WORK TO COMPLETE
Examine the records and identify each line that includes the string "Ὑπολογισμὸς". Copy those lines.
-- SOURCE MATERIAL start --
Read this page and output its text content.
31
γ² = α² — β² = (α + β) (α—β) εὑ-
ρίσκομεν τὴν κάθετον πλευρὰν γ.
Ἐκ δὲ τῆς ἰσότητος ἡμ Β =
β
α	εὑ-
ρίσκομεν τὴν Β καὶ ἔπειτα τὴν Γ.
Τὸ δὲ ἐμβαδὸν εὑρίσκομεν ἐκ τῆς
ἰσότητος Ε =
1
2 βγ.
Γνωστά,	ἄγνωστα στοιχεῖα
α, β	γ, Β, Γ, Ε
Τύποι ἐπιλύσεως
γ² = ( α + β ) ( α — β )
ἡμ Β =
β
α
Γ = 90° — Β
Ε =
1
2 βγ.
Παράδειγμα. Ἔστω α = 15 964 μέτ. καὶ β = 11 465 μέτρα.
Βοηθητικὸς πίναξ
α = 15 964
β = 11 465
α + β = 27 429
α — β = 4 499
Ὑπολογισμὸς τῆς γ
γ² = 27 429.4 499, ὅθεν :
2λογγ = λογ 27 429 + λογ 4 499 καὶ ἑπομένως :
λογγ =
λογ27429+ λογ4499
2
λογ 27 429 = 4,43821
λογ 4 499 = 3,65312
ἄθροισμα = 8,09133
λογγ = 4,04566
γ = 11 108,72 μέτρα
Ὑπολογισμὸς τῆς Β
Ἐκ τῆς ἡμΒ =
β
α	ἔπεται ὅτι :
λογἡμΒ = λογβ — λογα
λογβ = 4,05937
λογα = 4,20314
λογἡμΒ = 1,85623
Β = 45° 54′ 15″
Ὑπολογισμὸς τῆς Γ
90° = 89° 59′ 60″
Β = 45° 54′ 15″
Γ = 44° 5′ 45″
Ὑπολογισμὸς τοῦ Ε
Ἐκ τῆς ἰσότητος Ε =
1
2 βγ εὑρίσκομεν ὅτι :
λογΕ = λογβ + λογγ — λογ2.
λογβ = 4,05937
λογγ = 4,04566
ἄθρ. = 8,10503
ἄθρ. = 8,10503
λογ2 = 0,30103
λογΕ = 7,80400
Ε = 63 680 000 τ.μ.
-- SOURCE MATERIAL end --
SOLUTION FOR THIS PROBLEM
Ὑπολογισμὸς τῆς γ
Ὑπολογισμὸς τῆς Β
Ὑπολογισμὸς τῆς Γ
Ὑπολογισμὸς τοῦ Ε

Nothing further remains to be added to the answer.